Report the total number of lines that include the string "essere", without any other text.

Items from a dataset
□ □ □ □ □ □ □

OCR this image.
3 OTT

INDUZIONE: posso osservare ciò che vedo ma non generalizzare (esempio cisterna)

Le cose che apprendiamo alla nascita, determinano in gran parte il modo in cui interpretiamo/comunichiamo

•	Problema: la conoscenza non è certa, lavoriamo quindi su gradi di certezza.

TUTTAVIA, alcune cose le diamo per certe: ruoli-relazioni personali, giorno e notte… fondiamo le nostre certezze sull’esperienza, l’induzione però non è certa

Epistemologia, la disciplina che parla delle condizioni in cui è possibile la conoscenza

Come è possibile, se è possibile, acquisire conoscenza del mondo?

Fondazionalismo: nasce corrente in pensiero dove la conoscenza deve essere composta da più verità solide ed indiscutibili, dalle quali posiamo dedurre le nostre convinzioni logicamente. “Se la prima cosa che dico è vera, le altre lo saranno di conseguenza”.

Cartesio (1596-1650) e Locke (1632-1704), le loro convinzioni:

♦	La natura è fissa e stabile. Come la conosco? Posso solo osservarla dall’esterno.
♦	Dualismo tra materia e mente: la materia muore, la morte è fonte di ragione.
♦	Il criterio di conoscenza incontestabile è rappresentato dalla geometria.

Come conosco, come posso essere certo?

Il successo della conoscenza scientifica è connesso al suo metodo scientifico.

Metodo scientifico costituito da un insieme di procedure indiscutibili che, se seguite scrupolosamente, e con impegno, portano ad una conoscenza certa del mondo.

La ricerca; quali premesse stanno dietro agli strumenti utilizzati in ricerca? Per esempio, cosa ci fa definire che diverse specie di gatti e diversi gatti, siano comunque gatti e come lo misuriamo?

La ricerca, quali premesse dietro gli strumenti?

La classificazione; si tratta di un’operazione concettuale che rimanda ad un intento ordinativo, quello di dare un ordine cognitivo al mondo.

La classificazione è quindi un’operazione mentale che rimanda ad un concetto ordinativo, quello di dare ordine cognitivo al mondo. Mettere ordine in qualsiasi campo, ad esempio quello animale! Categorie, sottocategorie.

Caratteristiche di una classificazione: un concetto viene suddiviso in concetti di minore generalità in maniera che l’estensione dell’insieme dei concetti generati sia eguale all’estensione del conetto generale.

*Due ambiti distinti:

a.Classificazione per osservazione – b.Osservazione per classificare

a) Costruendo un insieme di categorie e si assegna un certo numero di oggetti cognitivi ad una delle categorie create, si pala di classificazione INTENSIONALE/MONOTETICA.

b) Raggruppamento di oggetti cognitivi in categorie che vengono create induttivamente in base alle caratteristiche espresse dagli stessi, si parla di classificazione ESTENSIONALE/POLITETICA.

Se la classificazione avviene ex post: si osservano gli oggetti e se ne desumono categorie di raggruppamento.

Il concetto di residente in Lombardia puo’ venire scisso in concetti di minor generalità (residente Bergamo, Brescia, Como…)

□ □ □ □ □ □ □

THE ANSWER: 2